**STATED PROBLEM:**
Write out every line below that includes the word "cumulative".

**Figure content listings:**
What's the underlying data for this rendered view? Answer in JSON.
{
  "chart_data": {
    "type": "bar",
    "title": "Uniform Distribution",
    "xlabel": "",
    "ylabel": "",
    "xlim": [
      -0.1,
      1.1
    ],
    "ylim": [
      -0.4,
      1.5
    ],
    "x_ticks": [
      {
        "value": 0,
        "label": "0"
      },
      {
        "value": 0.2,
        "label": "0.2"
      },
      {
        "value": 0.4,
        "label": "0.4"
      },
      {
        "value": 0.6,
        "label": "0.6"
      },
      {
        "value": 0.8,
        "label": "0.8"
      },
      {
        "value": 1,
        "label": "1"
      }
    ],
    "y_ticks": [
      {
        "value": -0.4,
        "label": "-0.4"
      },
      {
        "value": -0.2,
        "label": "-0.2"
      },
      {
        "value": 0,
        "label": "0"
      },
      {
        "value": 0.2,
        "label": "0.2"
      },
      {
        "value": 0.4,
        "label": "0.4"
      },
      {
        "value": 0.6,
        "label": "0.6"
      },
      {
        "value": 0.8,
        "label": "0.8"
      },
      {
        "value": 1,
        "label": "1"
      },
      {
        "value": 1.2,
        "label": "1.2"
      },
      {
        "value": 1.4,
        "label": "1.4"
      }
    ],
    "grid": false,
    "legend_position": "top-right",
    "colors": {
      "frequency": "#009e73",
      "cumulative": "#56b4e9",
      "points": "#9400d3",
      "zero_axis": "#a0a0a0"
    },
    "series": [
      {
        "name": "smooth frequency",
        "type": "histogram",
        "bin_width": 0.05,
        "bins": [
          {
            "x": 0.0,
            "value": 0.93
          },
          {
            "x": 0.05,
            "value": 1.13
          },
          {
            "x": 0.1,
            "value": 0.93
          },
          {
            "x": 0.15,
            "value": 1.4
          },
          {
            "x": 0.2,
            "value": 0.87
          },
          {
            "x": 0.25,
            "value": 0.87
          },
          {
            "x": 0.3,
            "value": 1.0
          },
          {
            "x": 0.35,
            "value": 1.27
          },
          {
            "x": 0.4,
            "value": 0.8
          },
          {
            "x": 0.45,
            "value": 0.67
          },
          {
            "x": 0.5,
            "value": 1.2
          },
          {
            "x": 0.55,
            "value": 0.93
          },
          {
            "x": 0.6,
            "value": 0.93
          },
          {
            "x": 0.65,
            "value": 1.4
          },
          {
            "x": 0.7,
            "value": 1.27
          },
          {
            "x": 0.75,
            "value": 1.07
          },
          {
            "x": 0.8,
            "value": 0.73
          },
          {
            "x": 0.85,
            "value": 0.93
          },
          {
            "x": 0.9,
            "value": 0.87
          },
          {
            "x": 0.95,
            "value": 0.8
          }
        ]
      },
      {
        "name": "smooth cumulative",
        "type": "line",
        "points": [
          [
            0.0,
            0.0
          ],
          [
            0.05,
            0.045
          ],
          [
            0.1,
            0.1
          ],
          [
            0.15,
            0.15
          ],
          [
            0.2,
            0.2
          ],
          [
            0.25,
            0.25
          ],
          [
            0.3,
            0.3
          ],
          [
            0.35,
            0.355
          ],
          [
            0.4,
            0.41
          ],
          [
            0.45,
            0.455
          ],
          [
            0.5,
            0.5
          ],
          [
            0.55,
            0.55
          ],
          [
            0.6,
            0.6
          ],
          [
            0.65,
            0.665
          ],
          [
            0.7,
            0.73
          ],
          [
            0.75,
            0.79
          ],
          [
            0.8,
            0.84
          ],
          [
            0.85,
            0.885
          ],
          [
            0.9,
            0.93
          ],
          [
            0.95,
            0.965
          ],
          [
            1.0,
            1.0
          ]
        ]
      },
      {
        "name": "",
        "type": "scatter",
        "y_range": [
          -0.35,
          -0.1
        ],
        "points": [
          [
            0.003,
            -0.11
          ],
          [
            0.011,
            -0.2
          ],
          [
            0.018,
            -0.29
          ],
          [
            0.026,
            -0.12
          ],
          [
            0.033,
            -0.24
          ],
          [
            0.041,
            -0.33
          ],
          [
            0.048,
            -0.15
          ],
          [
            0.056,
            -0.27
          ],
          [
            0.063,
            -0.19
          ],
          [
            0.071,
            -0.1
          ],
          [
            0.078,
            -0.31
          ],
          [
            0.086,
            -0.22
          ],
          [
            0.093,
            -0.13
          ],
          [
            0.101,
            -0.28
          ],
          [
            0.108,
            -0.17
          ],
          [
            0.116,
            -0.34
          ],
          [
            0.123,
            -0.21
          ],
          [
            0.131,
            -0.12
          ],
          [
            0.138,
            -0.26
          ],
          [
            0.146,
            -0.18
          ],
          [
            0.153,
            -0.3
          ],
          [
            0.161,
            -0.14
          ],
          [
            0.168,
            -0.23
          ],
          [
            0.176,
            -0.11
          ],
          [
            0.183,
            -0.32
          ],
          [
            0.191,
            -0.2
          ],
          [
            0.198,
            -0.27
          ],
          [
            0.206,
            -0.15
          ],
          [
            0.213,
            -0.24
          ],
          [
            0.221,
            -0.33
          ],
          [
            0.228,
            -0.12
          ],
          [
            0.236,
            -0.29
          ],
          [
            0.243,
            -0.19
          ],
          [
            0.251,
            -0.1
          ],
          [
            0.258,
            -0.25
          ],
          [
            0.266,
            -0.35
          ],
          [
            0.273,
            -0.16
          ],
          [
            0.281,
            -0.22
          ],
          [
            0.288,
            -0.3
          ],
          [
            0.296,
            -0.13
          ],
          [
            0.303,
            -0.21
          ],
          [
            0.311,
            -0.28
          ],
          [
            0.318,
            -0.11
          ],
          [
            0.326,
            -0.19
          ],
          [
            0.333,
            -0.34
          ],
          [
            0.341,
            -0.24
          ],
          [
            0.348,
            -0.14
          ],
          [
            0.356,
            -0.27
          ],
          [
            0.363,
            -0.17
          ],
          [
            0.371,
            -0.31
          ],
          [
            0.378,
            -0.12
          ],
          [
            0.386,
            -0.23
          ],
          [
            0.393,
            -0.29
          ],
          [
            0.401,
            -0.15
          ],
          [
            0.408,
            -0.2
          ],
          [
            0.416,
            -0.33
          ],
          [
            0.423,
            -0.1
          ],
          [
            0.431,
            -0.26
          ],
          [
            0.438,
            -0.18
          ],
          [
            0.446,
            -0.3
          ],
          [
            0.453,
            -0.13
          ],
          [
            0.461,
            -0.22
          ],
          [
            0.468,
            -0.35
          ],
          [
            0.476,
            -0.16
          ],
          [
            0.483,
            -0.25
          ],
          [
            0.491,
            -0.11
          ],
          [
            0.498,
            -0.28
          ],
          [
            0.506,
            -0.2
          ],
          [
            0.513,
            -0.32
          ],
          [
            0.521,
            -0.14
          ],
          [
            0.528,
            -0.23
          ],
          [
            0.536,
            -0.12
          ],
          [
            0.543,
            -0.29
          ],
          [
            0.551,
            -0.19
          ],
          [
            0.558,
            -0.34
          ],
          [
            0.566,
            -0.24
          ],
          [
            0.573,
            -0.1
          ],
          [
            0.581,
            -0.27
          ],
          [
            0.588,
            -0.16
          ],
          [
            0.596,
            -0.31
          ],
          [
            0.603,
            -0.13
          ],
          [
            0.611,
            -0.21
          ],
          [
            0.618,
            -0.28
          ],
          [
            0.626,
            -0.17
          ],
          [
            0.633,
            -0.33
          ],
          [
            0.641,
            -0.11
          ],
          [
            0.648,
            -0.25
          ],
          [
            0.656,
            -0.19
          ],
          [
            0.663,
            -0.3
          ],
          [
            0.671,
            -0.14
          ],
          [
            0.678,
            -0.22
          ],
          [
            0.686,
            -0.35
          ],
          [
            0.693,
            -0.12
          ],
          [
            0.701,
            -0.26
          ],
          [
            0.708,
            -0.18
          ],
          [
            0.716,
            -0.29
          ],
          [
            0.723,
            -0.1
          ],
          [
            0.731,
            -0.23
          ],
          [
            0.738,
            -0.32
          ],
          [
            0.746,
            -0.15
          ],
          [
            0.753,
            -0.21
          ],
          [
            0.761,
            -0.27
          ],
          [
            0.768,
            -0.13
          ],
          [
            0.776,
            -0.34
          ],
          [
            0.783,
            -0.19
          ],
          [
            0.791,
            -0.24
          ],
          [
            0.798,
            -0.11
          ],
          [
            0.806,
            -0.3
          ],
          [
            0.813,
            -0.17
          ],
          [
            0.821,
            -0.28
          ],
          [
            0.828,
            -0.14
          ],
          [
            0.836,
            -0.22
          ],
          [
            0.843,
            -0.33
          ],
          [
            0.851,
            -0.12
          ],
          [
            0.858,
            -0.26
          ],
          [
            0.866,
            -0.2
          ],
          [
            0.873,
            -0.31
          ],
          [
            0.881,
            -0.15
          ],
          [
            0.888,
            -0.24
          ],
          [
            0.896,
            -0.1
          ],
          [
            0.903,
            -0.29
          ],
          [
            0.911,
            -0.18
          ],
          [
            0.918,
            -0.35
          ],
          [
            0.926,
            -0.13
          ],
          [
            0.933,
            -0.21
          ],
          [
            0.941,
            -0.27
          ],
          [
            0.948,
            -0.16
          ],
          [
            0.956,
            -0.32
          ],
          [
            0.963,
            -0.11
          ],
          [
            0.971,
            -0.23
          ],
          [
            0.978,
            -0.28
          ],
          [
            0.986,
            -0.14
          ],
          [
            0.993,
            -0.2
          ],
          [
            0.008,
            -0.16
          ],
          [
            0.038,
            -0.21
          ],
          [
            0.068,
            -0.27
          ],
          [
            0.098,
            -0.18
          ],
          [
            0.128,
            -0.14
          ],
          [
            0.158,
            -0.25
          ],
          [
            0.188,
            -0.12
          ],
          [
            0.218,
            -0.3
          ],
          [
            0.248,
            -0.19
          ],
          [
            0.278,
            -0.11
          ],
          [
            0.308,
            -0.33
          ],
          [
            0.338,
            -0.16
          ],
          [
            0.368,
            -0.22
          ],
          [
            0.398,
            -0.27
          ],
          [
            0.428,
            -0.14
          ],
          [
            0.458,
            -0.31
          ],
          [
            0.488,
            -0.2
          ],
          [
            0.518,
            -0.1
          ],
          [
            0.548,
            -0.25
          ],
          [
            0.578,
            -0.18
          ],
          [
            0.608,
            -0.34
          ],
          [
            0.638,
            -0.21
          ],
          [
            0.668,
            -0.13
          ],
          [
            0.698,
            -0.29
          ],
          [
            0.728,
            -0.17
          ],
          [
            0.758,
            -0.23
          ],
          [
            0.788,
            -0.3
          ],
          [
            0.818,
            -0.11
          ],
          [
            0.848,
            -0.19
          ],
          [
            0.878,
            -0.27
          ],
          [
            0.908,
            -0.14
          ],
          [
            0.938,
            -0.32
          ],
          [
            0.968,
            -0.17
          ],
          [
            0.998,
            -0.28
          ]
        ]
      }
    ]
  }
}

**THE RESPONSE:**
      "cumulative": "#56b4e9",
        "name": "smooth cumulative",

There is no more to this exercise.